[Start]

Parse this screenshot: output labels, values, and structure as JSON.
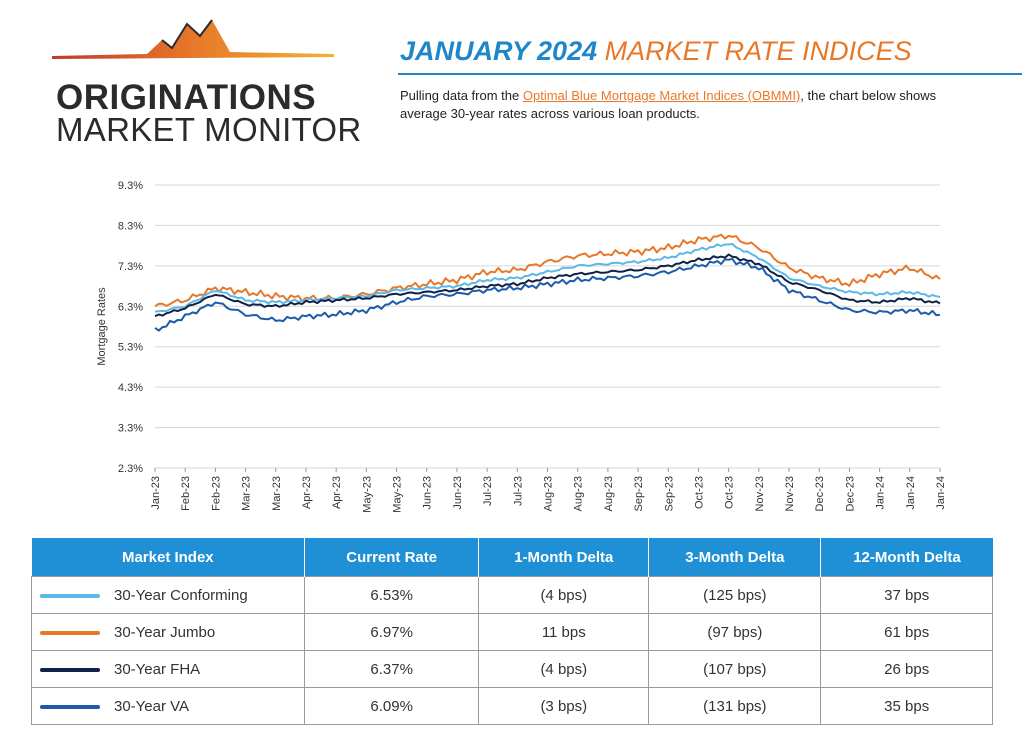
{
  "logo": {
    "line1": "ORIGINATIONS",
    "line2": "MARKET MONITOR"
  },
  "header": {
    "title_part1": "JANUARY 2024",
    "title_part2": "MARKET RATE INDICES",
    "intro_before": "Pulling data from the ",
    "intro_link": "Optimal Blue Mortgage Market Indices (OBMMI)",
    "intro_after": ", the chart below shows average 30-year rates across various loan products."
  },
  "colors": {
    "conforming": "#5bb8e8",
    "jumbo": "#e7782a",
    "fha": "#0f2147",
    "va": "#1d5ba8",
    "header_blue": "#1f86c8",
    "table_header": "#1f8fd6"
  },
  "chart_data": {
    "type": "line",
    "ylabel": "Mortgage Rates",
    "ylim": [
      2.3,
      9.3
    ],
    "y_ticks": [
      "9.3%",
      "8.3%",
      "7.3%",
      "6.3%",
      "5.3%",
      "4.3%",
      "3.3%",
      "2.3%"
    ],
    "y_tick_values": [
      9.3,
      8.3,
      7.3,
      6.3,
      5.3,
      4.3,
      3.3,
      2.3
    ],
    "x_ticks": [
      "Jan-23",
      "Feb-23",
      "Feb-23",
      "Mar-23",
      "Mar-23",
      "Apr-23",
      "Apr-23",
      "May-23",
      "May-23",
      "Jun-23",
      "Jun-23",
      "Jul-23",
      "Jul-23",
      "Aug-23",
      "Aug-23",
      "Aug-23",
      "Sep-23",
      "Sep-23",
      "Oct-23",
      "Oct-23",
      "Nov-23",
      "Nov-23",
      "Dec-23",
      "Dec-23",
      "Jan-24",
      "Jan-24",
      "Jan-24"
    ],
    "x_index": [
      0,
      1,
      2,
      3,
      4,
      5,
      6,
      7,
      8,
      9,
      10,
      11,
      12,
      13,
      14,
      15,
      16,
      17,
      18,
      19,
      20,
      21,
      22,
      23,
      24,
      25,
      26
    ],
    "series": [
      {
        "name": "30-Year Jumbo",
        "color_key": "jumbo",
        "values": [
          6.3,
          6.45,
          6.75,
          6.65,
          6.55,
          6.5,
          6.5,
          6.6,
          6.75,
          6.85,
          6.95,
          7.15,
          7.2,
          7.4,
          7.55,
          7.6,
          7.65,
          7.75,
          7.95,
          8.05,
          7.75,
          7.25,
          7.0,
          6.85,
          7.1,
          7.25,
          6.97
        ]
      },
      {
        "name": "30-Year Conforming",
        "color_key": "conforming",
        "values": [
          6.15,
          6.3,
          6.7,
          6.45,
          6.4,
          6.45,
          6.5,
          6.55,
          6.7,
          6.75,
          6.8,
          6.95,
          7.0,
          7.15,
          7.3,
          7.35,
          7.4,
          7.5,
          7.7,
          7.85,
          7.5,
          7.0,
          6.8,
          6.65,
          6.6,
          6.65,
          6.53
        ]
      },
      {
        "name": "30-Year FHA",
        "color_key": "fha",
        "values": [
          6.05,
          6.25,
          6.6,
          6.35,
          6.3,
          6.4,
          6.45,
          6.5,
          6.6,
          6.65,
          6.7,
          6.8,
          6.85,
          7.0,
          7.1,
          7.15,
          7.2,
          7.3,
          7.45,
          7.55,
          7.35,
          6.9,
          6.7,
          6.45,
          6.4,
          6.5,
          6.37
        ]
      },
      {
        "name": "30-Year VA",
        "color_key": "va",
        "values": [
          5.7,
          6.05,
          6.4,
          6.1,
          5.95,
          6.05,
          6.1,
          6.2,
          6.4,
          6.55,
          6.6,
          6.7,
          6.75,
          6.85,
          6.95,
          7.0,
          7.05,
          7.15,
          7.3,
          7.45,
          7.25,
          6.7,
          6.45,
          6.2,
          6.15,
          6.2,
          6.09
        ]
      }
    ]
  },
  "table": {
    "headers": [
      "Market Index",
      "Current Rate",
      "1-Month Delta",
      "3-Month Delta",
      "12-Month Delta"
    ],
    "rows": [
      {
        "name": "30-Year Conforming",
        "color_key": "conforming",
        "current": "6.53%",
        "m1": "(4 bps)",
        "m3": "(125 bps)",
        "m12": "37 bps"
      },
      {
        "name": "30-Year Jumbo",
        "color_key": "jumbo",
        "current": "6.97%",
        "m1": "11 bps",
        "m3": "(97 bps)",
        "m12": "61 bps"
      },
      {
        "name": "30-Year FHA",
        "color_key": "fha",
        "current": "6.37%",
        "m1": "(4 bps)",
        "m3": "(107 bps)",
        "m12": "26 bps"
      },
      {
        "name": "30-Year VA",
        "color_key": "va",
        "current": "6.09%",
        "m1": "(3 bps)",
        "m3": "(131 bps)",
        "m12": "35 bps"
      }
    ]
  }
}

[End]

• [GIVEN REQUEST]: Repeat all the records above exactly, leaving out any pictures.

• [THE COMPLETED TASK]:
Parse this screenshot: output labels, values, and structure as JSON.
{
  "logo": {
    "line1": "ORIGINATIONS",
    "line2": "MARKET MONITOR"
  },
  "header": {
    "title_part1": "JANUARY 2024",
    "title_part2": "MARKET RATE INDICES",
    "intro_before": "Pulling data from the ",
    "intro_link": "Optimal Blue Mortgage Market Indices (OBMMI)",
    "intro_after": ", the chart below shows average 30-year rates across various loan products."
  },
  "colors": {
    "conforming": "#5bb8e8",
    "jumbo": "#e7782a",
    "fha": "#0f2147",
    "va": "#1d5ba8",
    "header_blue": "#1f86c8",
    "table_header": "#1f8fd6"
  },
  "chart_data": {
    "type": "line",
    "ylabel": "Mortgage Rates",
    "ylim": [
      2.3,
      9.3
    ],
    "y_ticks": [
      "9.3%",
      "8.3%",
      "7.3%",
      "6.3%",
      "5.3%",
      "4.3%",
      "3.3%",
      "2.3%"
    ],
    "y_tick_values": [
      9.3,
      8.3,
      7.3,
      6.3,
      5.3,
      4.3,
      3.3,
      2.3
    ],
    "x_ticks": [
      "Jan-23",
      "Feb-23",
      "Feb-23",
      "Mar-23",
      "Mar-23",
      "Apr-23",
      "Apr-23",
      "May-23",
      "May-23",
      "Jun-23",
      "Jun-23",
      "Jul-23",
      "Jul-23",
      "Aug-23",
      "Aug-23",
      "Aug-23",
      "Sep-23",
      "Sep-23",
      "Oct-23",
      "Oct-23",
      "Nov-23",
      "Nov-23",
      "Dec-23",
      "Dec-23",
      "Jan-24",
      "Jan-24",
      "Jan-24"
    ],
    "x_index": [
      0,
      1,
      2,
      3,
      4,
      5,
      6,
      7,
      8,
      9,
      10,
      11,
      12,
      13,
      14,
      15,
      16,
      17,
      18,
      19,
      20,
      21,
      22,
      23,
      24,
      25,
      26
    ],
    "series": [
      {
        "name": "30-Year Jumbo",
        "color_key": "jumbo",
        "values": [
          6.3,
          6.45,
          6.75,
          6.65,
          6.55,
          6.5,
          6.5,
          6.6,
          6.75,
          6.85,
          6.95,
          7.15,
          7.2,
          7.4,
          7.55,
          7.6,
          7.65,
          7.75,
          7.95,
          8.05,
          7.75,
          7.25,
          7.0,
          6.85,
          7.1,
          7.25,
          6.97
        ]
      },
      {
        "name": "30-Year Conforming",
        "color_key": "conforming",
        "values": [
          6.15,
          6.3,
          6.7,
          6.45,
          6.4,
          6.45,
          6.5,
          6.55,
          6.7,
          6.75,
          6.8,
          6.95,
          7.0,
          7.15,
          7.3,
          7.35,
          7.4,
          7.5,
          7.7,
          7.85,
          7.5,
          7.0,
          6.8,
          6.65,
          6.6,
          6.65,
          6.53
        ]
      },
      {
        "name": "30-Year FHA",
        "color_key": "fha",
        "values": [
          6.05,
          6.25,
          6.6,
          6.35,
          6.3,
          6.4,
          6.45,
          6.5,
          6.6,
          6.65,
          6.7,
          6.8,
          6.85,
          7.0,
          7.1,
          7.15,
          7.2,
          7.3,
          7.45,
          7.55,
          7.35,
          6.9,
          6.7,
          6.45,
          6.4,
          6.5,
          6.37
        ]
      },
      {
        "name": "30-Year VA",
        "color_key": "va",
        "values": [
          5.7,
          6.05,
          6.4,
          6.1,
          5.95,
          6.05,
          6.1,
          6.2,
          6.4,
          6.55,
          6.6,
          6.7,
          6.75,
          6.85,
          6.95,
          7.0,
          7.05,
          7.15,
          7.3,
          7.45,
          7.25,
          6.7,
          6.45,
          6.2,
          6.15,
          6.2,
          6.09
        ]
      }
    ]
  },
  "table": {
    "headers": [
      "Market Index",
      "Current Rate",
      "1-Month Delta",
      "3-Month Delta",
      "12-Month Delta"
    ],
    "rows": [
      {
        "name": "30-Year Conforming",
        "color_key": "conforming",
        "current": "6.53%",
        "m1": "(4 bps)",
        "m3": "(125 bps)",
        "m12": "37 bps"
      },
      {
        "name": "30-Year Jumbo",
        "color_key": "jumbo",
        "current": "6.97%",
        "m1": "11 bps",
        "m3": "(97 bps)",
        "m12": "61 bps"
      },
      {
        "name": "30-Year FHA",
        "color_key": "fha",
        "current": "6.37%",
        "m1": "(4 bps)",
        "m3": "(107 bps)",
        "m12": "26 bps"
      },
      {
        "name": "30-Year VA",
        "color_key": "va",
        "current": "6.09%",
        "m1": "(3 bps)",
        "m3": "(131 bps)",
        "m12": "35 bps"
      }
    ]
  }
}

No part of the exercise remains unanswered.